◆ Task prompt ◆
Extract the text of each entry below exactly, leaving every image behind.

Source records:
==============================

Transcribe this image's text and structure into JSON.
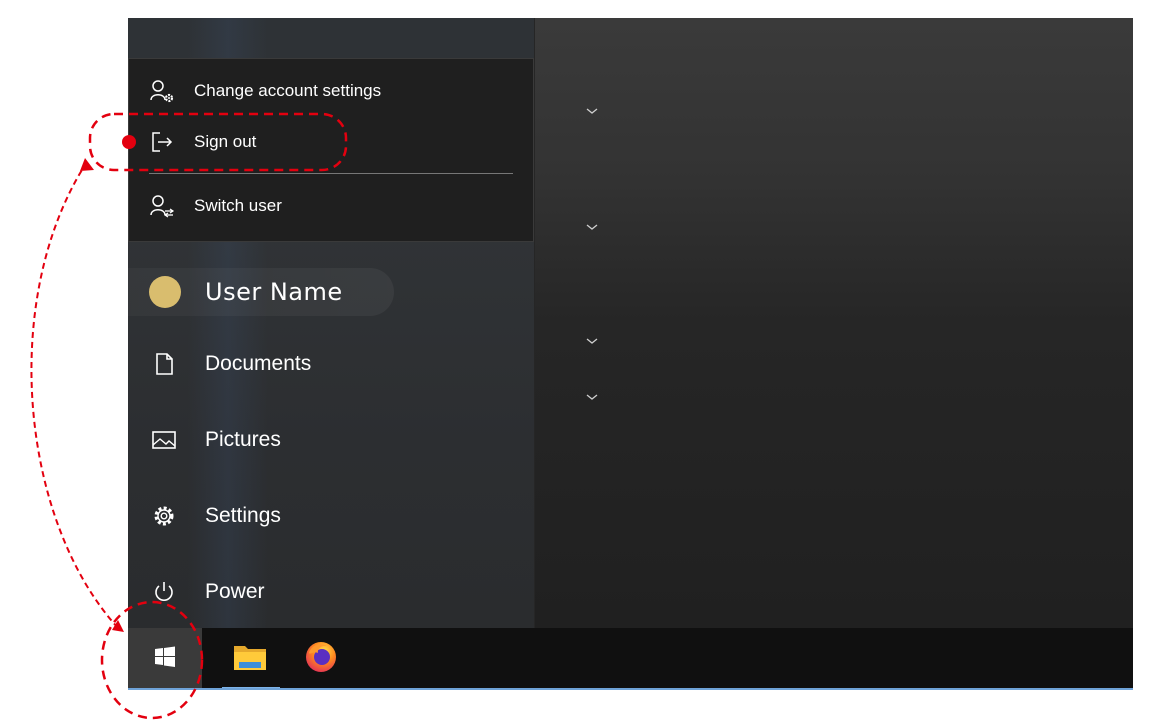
{
  "account_menu": {
    "items": [
      {
        "label": "Change account settings",
        "icon": "account-settings-icon"
      },
      {
        "label": "Sign out",
        "icon": "sign-out-icon"
      },
      {
        "label": "Switch user",
        "icon": "switch-user-icon"
      }
    ]
  },
  "start_menu": {
    "user": {
      "label": "User Name",
      "avatar_color": "#d9bd6e"
    },
    "nav": [
      {
        "label": "Documents",
        "icon": "document-icon"
      },
      {
        "label": "Pictures",
        "icon": "pictures-icon"
      },
      {
        "label": "Settings",
        "icon": "gear-icon"
      },
      {
        "label": "Power",
        "icon": "power-icon"
      }
    ]
  },
  "taskbar": {
    "apps": [
      "windows-start-icon",
      "file-explorer-icon",
      "firefox-icon"
    ],
    "accent": "#6fa3d8"
  },
  "annotation": {
    "color": "#e3000f"
  }
}
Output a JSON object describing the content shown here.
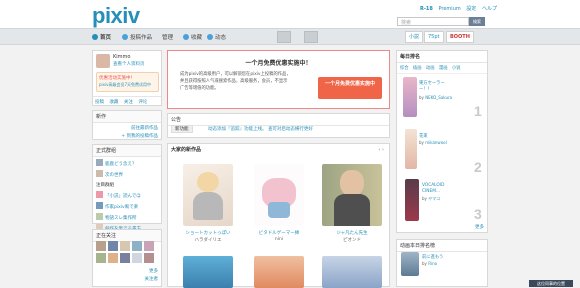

==============================

◆ Solution for this exercise ◆
Transcribe this image's text and structure into JSON.
{
  "account_menu": {
    "items": [
      {
        "label": "Change account settings",
        "icon": "account-settings-icon"
      },
      {
        "label": "Sign out",
        "icon": "sign-out-icon"
      },
      {
        "label": "Switch user",
        "icon": "switch-user-icon"
      }
    ]
  },
  "start_menu": {
    "user": {
      "label": "User Name",
      "avatar_color": "#d9bd6e"
    },
    "nav": [
      {
        "label": "Documents",
        "icon": "document-icon"
      },
      {
        "label": "Pictures",
        "icon": "pictures-icon"
      },
      {
        "label": "Settings",
        "icon": "gear-icon"
      },
      {
        "label": "Power",
        "icon": "power-icon"
      }
    ]
  },
  "taskbar": {
    "apps": [
      "windows-start-icon",
      "file-explorer-icon",
      "firefox-icon"
    ],
    "accent": "#6fa3d8"
  },
  "annotation": {
    "color": "#e3000f"
  }
}
Output a JSON object describing the content shown here.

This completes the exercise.